DATA FOR PROCESSING:
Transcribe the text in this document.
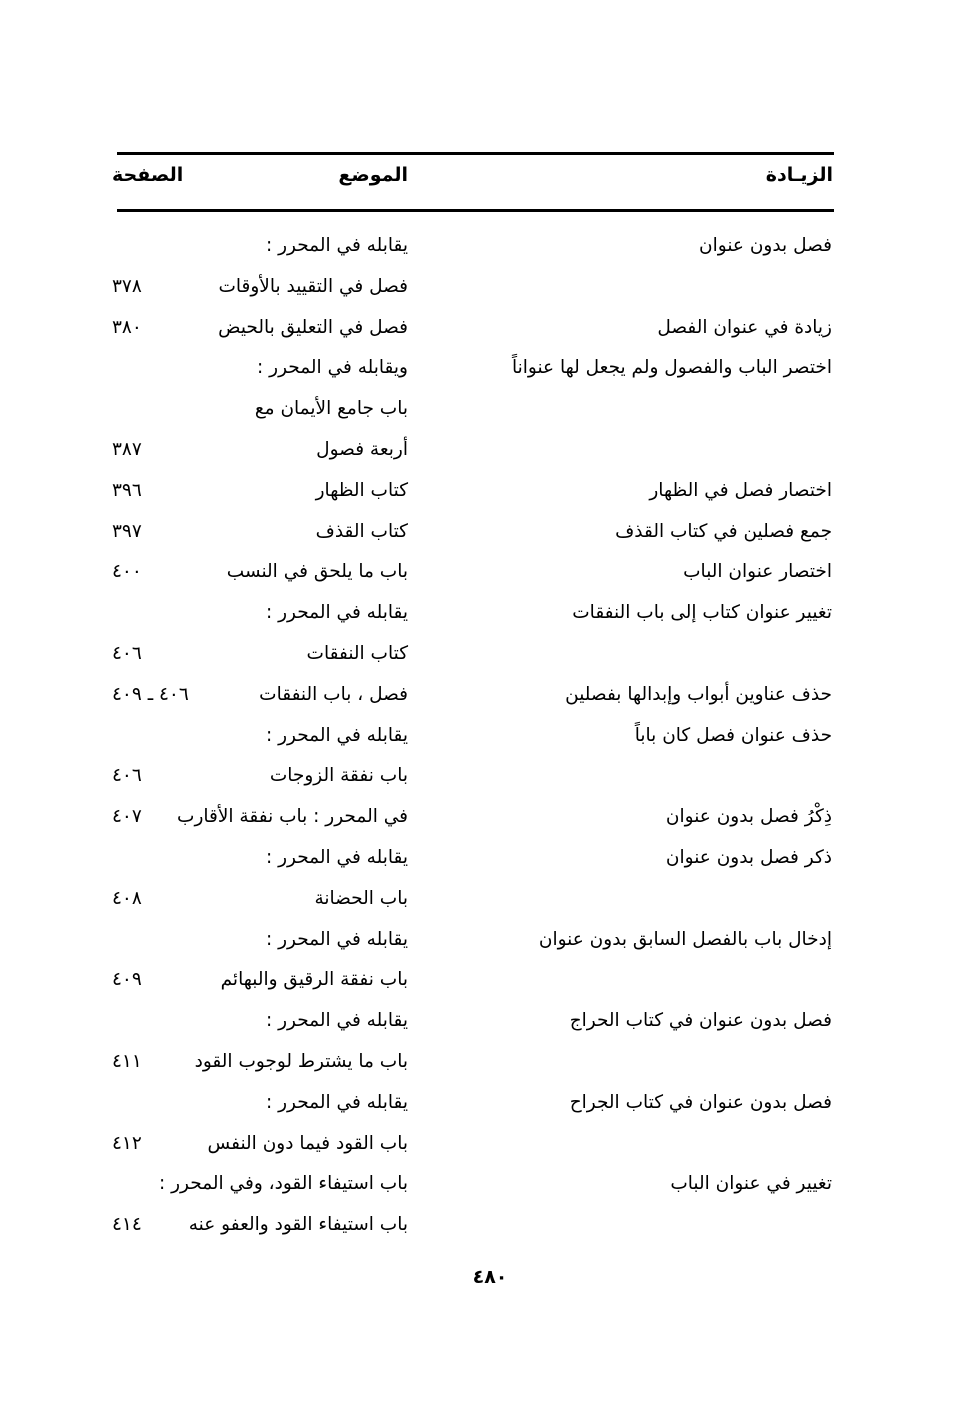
الزيـادة
الموضع
الصفحة
فصل بدون عنوان
يقابله في المحرر :
فصل في التقييد بالأوقات
٣٧٨
زيادة في عنوان الفصل
فصل في التعليق بالحيض
٣٨٠
اختصر الباب والفصول ولم يجعل لها عنواناً
ويقابله في المحرر :
باب جامع الأيمان مع
أربعة فصول
٣٨٧
اختصار فصل في الظهار
كتاب الظهار
٣٩٦
جمع فصلين في كتاب القذف
كتاب القذف
٣٩٧
اختصار عنوان الباب
باب ما يلحق في النسب
٤٠٠
تغيير عنوان كتاب إلى باب النفقات
يقابله في المحرر :
كتاب النفقات
٤٠٦
حذف عناوين أبواب وإبدالها بفصلين
فصل ، باب النفقات
٤٠٦ ـ ٤٠٩
حذف عنوان فصل كان باباً
يقابله في المحرر :
باب نفقة الزوجات
٤٠٦
ذِكْرُ فصل بدون عنوان
في المحرر : باب نفقة الأقارب
٤٠٧
ذكر فصل بدون عنوان
يقابله في المحرر :
باب الحضانة
٤٠٨
إدخال باب بالفصل السابق بدون عنوان
يقابله في المحرر :
باب نفقة الرقيق والبهائم
٤٠٩
فصل بدون عنوان في كتاب الحراج
يقابله في المحرر :
باب ما يشترط لوجوب القود
٤١١
فصل بدون عنوان في كتاب الجراح
يقابله في المحرر :
باب القود فيما دون النفس
٤١٢
تغيير في عنوان الباب
باب استيفاء القود، وفي المحرر :
باب استيفاء القود والعفو عنه
٤١٤
٤٨٠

REQUIREMENTS: Reproduce the material above verbatim; omit every picture.

TASK OUTPUT:
Transcribe the text in this document.
الزيـادة
الموضع
الصفحة
فصل بدون عنوان
يقابله في المحرر :
فصل في التقييد بالأوقات
٣٧٨
زيادة في عنوان الفصل
فصل في التعليق بالحيض
٣٨٠
اختصر الباب والفصول ولم يجعل لها عنواناً
ويقابله في المحرر :
باب جامع الأيمان مع
أربعة فصول
٣٨٧
اختصار فصل في الظهار
كتاب الظهار
٣٩٦
جمع فصلين في كتاب القذف
كتاب القذف
٣٩٧
اختصار عنوان الباب
باب ما يلحق في النسب
٤٠٠
تغيير عنوان كتاب إلى باب النفقات
يقابله في المحرر :
كتاب النفقات
٤٠٦
حذف عناوين أبواب وإبدالها بفصلين
فصل ، باب النفقات
٤٠٦ ـ ٤٠٩
حذف عنوان فصل كان باباً
يقابله في المحرر :
باب نفقة الزوجات
٤٠٦
ذِكْرُ فصل بدون عنوان
في المحرر : باب نفقة الأقارب
٤٠٧
ذكر فصل بدون عنوان
يقابله في المحرر :
باب الحضانة
٤٠٨
إدخال باب بالفصل السابق بدون عنوان
يقابله في المحرر :
باب نفقة الرقيق والبهائم
٤٠٩
فصل بدون عنوان في كتاب الحراج
يقابله في المحرر :
باب ما يشترط لوجوب القود
٤١١
فصل بدون عنوان في كتاب الجراح
يقابله في المحرر :
باب القود فيما دون النفس
٤١٢
تغيير في عنوان الباب
باب استيفاء القود، وفي المحرر :
باب استيفاء القود والعفو عنه
٤١٤
٤٨٠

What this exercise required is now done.